(Records that describe figures)

• • • • •

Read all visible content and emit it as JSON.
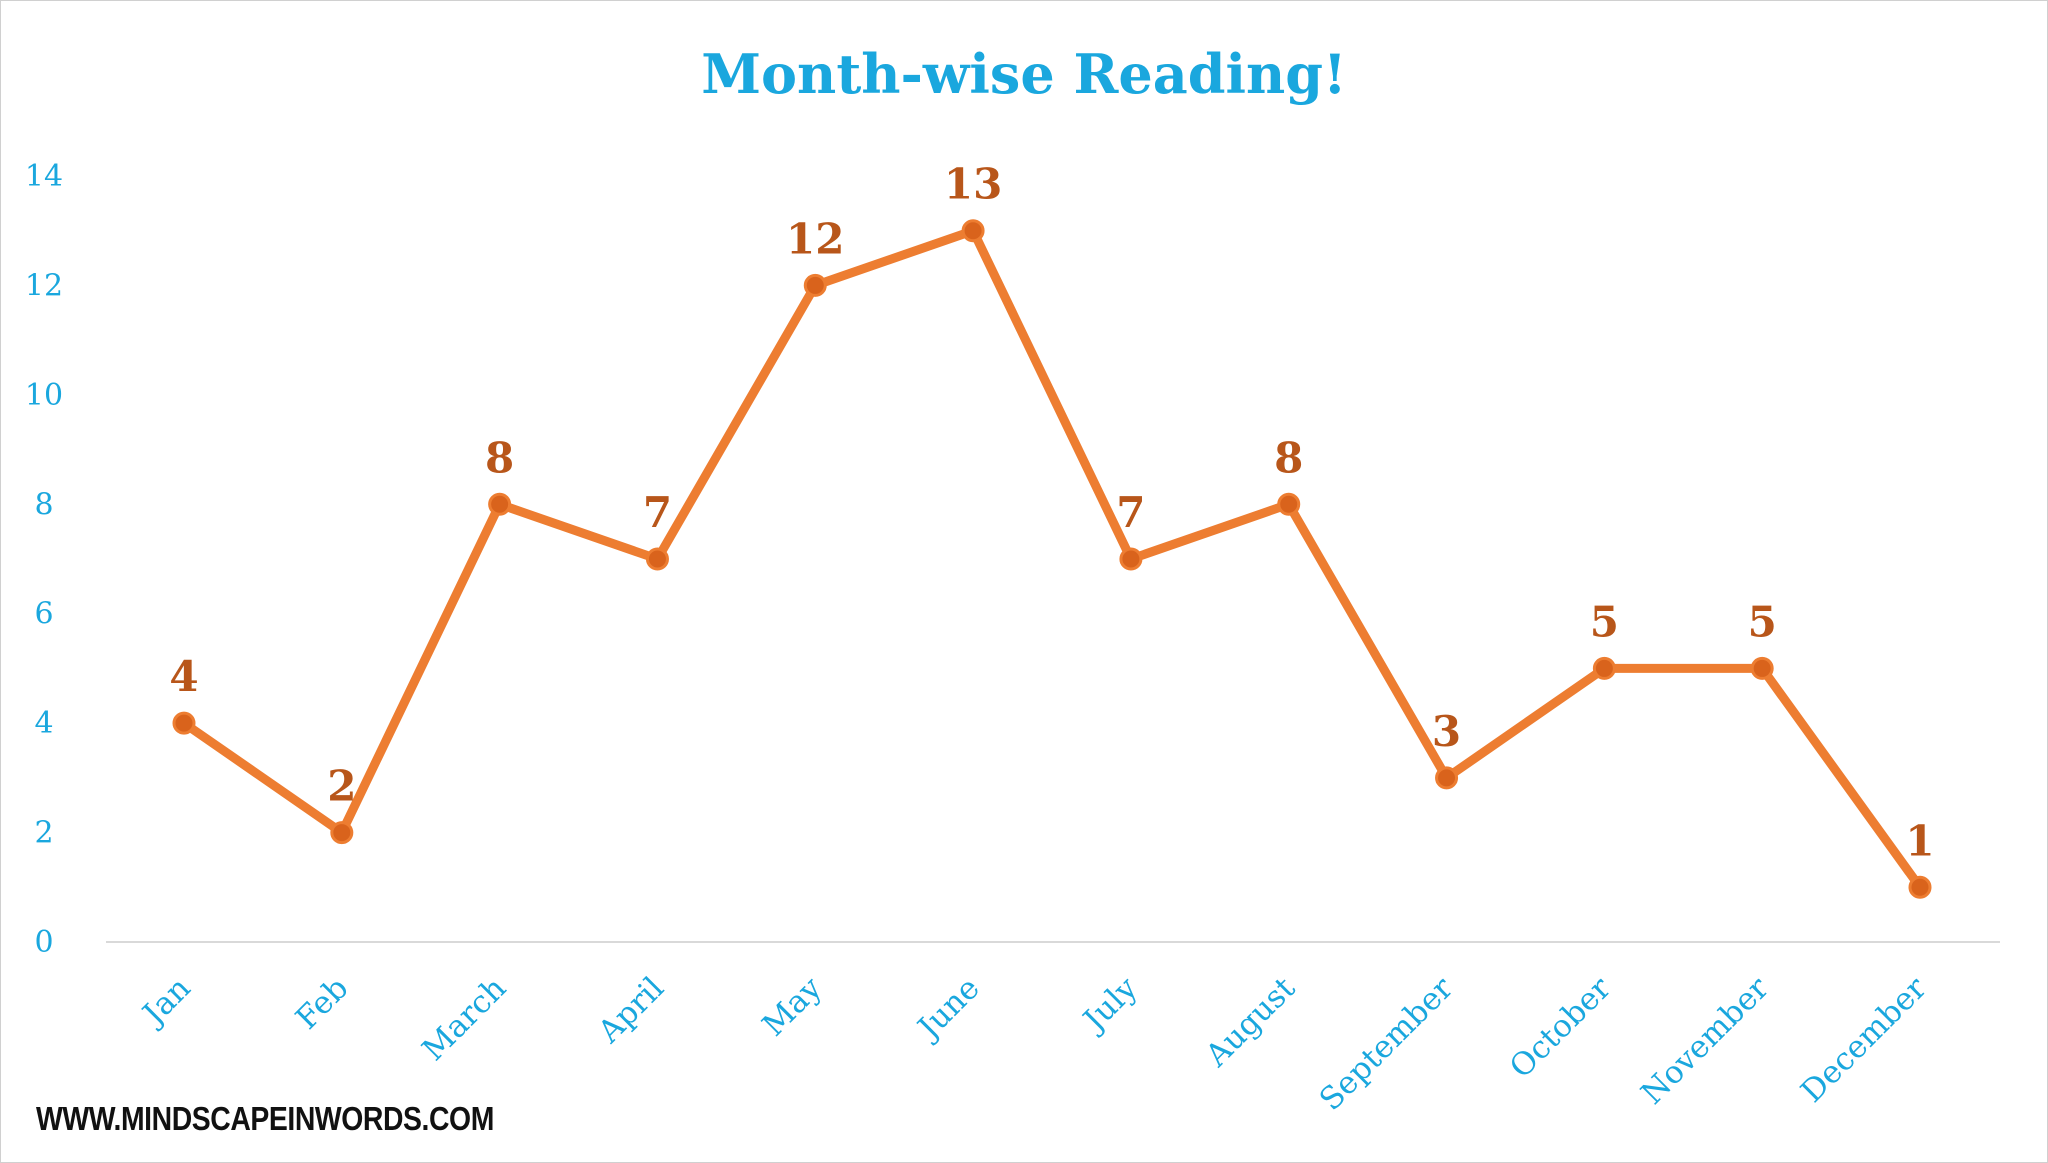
{
  "chart_data": {
    "type": "line",
    "title": "Month-wise Reading!",
    "xlabel": "",
    "ylabel": "",
    "categories": [
      "Jan",
      "Feb",
      "March",
      "April",
      "May",
      "June",
      "July",
      "August",
      "September",
      "October",
      "November",
      "December"
    ],
    "series": [
      {
        "values": [
          4,
          2,
          8,
          7,
          12,
          13,
          7,
          8,
          3,
          5,
          5,
          1
        ]
      }
    ],
    "ylim": [
      0,
      14
    ],
    "yticks": [
      "0",
      "2",
      "4",
      "6",
      "8",
      "10",
      "12",
      "14"
    ],
    "data_labels": true,
    "grid": false,
    "legend": "none",
    "colors": {
      "line": "#ed7d31",
      "marker": "#d9631c",
      "labels": "#b8561a",
      "axis_text": "#1aa7de",
      "title": "#1aa7de",
      "baseline": "#d9d9d9"
    }
  },
  "watermark": "WWW.MINDSCAPEINWORDS.COM"
}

• • • • •

▶ **GIVEN PROBLEM**: Reproduce all entries without any change, and omit the pictures.

▶ **EXERCISE OUTPUT**:
Read all visible content and emit it as JSON.
{
  "chart_data": {
    "type": "line",
    "title": "Month-wise Reading!",
    "xlabel": "",
    "ylabel": "",
    "categories": [
      "Jan",
      "Feb",
      "March",
      "April",
      "May",
      "June",
      "July",
      "August",
      "September",
      "October",
      "November",
      "December"
    ],
    "series": [
      {
        "values": [
          4,
          2,
          8,
          7,
          12,
          13,
          7,
          8,
          3,
          5,
          5,
          1
        ]
      }
    ],
    "ylim": [
      0,
      14
    ],
    "yticks": [
      "0",
      "2",
      "4",
      "6",
      "8",
      "10",
      "12",
      "14"
    ],
    "data_labels": true,
    "grid": false,
    "legend": "none",
    "colors": {
      "line": "#ed7d31",
      "marker": "#d9631c",
      "labels": "#b8561a",
      "axis_text": "#1aa7de",
      "title": "#1aa7de",
      "baseline": "#d9d9d9"
    }
  },
  "watermark": "WWW.MINDSCAPEINWORDS.COM"
}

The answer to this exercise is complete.